Look for the string "title" in every line, and copy each line that has it.
[begin Data shown]
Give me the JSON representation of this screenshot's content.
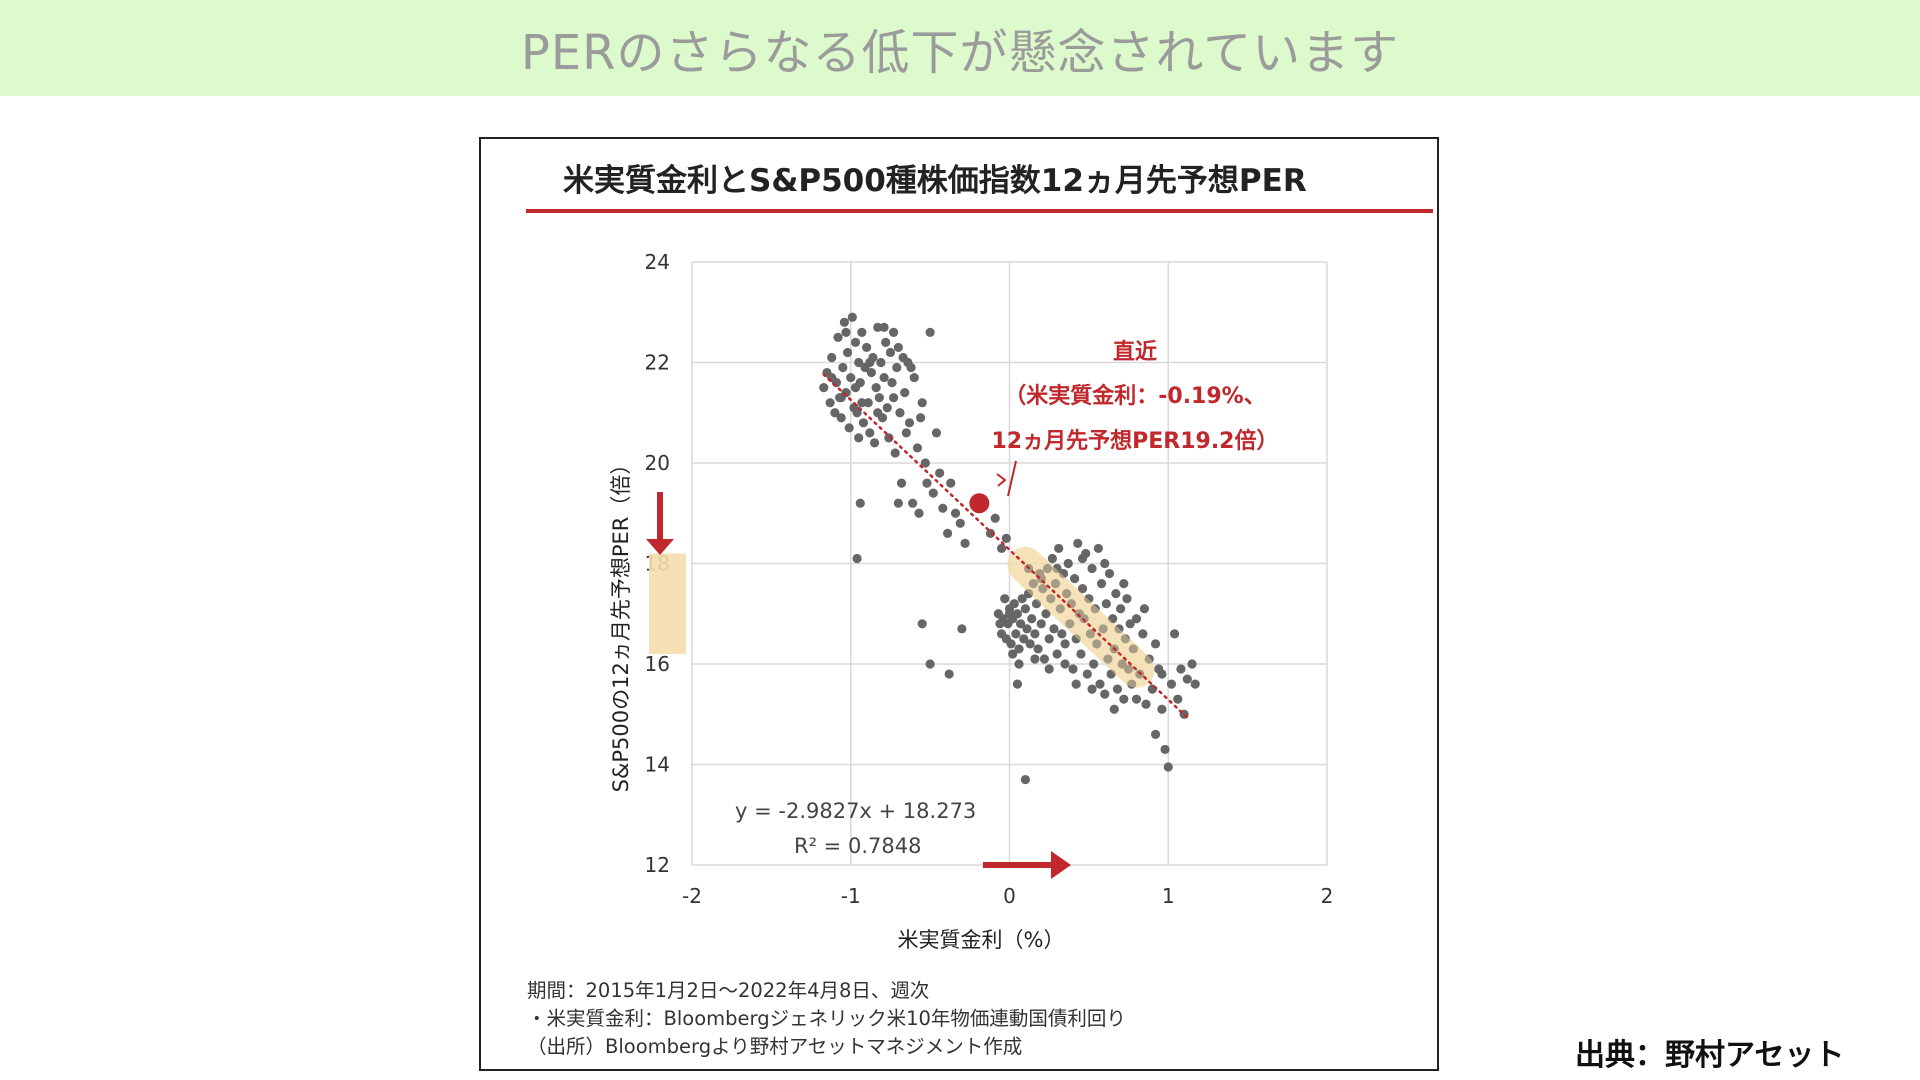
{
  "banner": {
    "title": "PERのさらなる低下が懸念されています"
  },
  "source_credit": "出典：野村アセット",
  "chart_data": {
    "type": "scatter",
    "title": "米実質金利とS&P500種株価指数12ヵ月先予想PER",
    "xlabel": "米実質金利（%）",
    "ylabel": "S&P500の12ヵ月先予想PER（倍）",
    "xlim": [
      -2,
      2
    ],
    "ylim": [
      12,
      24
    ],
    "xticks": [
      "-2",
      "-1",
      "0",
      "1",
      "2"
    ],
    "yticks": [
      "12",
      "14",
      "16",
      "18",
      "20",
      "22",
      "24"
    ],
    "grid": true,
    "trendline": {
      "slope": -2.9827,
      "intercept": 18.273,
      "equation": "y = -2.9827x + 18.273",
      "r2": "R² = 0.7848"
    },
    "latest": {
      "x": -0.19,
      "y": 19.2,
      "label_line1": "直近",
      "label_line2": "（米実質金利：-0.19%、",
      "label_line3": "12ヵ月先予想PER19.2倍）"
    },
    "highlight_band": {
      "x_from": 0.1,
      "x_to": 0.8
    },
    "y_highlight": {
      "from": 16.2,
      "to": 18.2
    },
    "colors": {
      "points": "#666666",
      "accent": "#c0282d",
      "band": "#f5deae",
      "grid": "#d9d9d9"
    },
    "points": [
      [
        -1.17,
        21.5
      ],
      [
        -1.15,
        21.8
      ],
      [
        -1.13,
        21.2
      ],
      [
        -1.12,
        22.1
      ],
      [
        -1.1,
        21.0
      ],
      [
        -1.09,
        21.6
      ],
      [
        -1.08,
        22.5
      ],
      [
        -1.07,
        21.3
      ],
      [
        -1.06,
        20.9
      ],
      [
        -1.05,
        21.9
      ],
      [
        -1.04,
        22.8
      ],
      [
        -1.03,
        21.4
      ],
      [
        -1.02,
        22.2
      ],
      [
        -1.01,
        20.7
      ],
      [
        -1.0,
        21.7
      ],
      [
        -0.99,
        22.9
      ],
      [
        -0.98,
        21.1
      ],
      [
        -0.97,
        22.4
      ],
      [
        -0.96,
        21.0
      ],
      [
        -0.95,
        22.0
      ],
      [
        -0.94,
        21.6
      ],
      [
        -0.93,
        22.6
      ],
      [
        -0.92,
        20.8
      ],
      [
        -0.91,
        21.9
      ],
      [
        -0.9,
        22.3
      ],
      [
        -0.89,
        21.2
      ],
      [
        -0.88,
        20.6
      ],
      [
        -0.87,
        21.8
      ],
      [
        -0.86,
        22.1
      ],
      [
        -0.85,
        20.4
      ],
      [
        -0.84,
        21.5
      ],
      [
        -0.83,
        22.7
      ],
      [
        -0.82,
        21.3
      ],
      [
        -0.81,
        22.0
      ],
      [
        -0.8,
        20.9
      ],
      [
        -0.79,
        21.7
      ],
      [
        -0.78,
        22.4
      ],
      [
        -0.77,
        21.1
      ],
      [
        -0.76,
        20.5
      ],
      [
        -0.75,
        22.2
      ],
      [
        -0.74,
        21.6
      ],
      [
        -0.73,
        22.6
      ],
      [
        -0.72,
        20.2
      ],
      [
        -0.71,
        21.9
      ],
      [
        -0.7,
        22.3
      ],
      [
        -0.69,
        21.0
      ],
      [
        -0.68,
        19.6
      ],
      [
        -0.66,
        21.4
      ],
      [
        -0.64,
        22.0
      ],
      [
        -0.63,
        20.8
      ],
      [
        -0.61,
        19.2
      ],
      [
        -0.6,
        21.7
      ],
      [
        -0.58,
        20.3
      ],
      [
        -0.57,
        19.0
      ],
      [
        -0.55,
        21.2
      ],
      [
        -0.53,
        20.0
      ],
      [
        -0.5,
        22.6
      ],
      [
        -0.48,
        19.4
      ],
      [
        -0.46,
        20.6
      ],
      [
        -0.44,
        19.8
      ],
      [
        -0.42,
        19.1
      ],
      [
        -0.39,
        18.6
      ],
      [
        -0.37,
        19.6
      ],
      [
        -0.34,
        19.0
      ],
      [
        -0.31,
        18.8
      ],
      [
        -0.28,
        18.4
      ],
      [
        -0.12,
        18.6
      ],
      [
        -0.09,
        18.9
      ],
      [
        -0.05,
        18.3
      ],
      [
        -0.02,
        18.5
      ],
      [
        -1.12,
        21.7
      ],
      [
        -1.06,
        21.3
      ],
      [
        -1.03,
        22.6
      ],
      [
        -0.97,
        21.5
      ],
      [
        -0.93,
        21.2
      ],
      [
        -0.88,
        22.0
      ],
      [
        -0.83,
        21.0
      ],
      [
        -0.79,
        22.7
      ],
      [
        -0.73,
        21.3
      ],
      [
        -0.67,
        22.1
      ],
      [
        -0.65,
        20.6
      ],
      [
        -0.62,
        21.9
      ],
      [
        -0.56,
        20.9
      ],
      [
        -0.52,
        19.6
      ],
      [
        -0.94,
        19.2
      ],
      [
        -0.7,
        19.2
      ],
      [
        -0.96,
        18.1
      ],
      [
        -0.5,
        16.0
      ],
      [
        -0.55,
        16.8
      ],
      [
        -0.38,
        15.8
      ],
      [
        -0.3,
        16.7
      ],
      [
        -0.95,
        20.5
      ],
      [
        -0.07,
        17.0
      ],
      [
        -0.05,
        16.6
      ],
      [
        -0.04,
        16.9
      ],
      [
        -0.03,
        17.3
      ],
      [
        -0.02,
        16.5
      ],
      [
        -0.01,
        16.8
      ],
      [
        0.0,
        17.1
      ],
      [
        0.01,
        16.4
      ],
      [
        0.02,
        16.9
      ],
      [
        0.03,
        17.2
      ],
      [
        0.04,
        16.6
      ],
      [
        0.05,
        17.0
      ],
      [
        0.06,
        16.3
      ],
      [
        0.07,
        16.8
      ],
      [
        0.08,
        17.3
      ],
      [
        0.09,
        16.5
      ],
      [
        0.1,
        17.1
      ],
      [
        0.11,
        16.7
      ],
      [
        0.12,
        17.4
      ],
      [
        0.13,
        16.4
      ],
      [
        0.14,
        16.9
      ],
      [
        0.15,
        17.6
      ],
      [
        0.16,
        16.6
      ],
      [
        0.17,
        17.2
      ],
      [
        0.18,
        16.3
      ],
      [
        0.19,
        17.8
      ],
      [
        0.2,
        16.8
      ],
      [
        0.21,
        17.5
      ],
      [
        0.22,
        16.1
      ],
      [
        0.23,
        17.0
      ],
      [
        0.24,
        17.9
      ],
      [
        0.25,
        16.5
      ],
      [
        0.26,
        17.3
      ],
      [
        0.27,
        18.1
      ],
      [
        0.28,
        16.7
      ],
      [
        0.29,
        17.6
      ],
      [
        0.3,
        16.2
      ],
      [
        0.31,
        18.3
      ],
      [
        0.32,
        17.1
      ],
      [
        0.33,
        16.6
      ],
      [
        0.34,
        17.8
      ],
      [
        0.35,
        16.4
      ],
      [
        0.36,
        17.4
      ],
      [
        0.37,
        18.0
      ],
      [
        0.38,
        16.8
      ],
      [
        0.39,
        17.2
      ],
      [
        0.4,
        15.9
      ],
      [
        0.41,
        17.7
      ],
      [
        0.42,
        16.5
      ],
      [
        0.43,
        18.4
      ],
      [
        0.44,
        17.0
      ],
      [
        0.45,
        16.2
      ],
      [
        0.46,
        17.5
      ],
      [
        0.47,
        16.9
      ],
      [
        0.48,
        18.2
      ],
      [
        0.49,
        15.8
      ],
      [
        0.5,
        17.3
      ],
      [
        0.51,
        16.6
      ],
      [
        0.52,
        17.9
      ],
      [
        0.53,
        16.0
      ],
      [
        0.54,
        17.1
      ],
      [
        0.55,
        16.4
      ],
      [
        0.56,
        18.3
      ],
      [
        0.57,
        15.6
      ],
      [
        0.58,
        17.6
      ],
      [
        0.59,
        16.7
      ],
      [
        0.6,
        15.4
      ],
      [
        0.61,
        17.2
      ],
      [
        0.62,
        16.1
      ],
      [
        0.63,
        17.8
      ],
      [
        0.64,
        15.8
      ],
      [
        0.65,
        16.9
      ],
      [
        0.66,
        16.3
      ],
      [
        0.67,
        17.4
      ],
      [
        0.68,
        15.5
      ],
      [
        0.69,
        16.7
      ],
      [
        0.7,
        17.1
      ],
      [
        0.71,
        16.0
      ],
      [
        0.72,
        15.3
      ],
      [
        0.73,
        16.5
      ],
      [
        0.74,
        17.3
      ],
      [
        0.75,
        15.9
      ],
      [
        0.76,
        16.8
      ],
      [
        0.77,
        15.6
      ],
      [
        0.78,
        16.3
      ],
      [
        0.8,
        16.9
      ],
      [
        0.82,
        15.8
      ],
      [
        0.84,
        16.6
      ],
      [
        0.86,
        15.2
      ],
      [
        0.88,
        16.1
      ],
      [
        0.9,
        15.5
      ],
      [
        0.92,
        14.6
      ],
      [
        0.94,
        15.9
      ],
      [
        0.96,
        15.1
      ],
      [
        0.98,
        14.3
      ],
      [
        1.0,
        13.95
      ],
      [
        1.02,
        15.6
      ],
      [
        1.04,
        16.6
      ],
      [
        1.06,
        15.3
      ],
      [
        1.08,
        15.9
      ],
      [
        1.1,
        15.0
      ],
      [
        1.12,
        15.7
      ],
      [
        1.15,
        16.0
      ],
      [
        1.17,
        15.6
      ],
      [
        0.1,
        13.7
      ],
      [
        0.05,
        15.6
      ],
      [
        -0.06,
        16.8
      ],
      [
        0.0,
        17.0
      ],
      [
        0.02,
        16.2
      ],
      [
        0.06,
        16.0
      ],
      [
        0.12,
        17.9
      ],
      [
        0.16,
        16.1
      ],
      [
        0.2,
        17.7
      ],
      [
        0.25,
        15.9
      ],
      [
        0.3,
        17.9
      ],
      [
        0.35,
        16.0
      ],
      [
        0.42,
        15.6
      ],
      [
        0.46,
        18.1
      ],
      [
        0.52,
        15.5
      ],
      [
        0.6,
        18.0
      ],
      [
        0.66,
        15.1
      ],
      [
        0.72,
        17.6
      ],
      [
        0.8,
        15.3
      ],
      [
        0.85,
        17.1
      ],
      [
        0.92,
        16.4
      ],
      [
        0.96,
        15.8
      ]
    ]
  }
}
[end Data shown]
Correct response ::
    "title": "PERのさらなる低下が懸念されています"
    "title": "米実質金利とS&P500種株価指数12ヵ月先予想PER",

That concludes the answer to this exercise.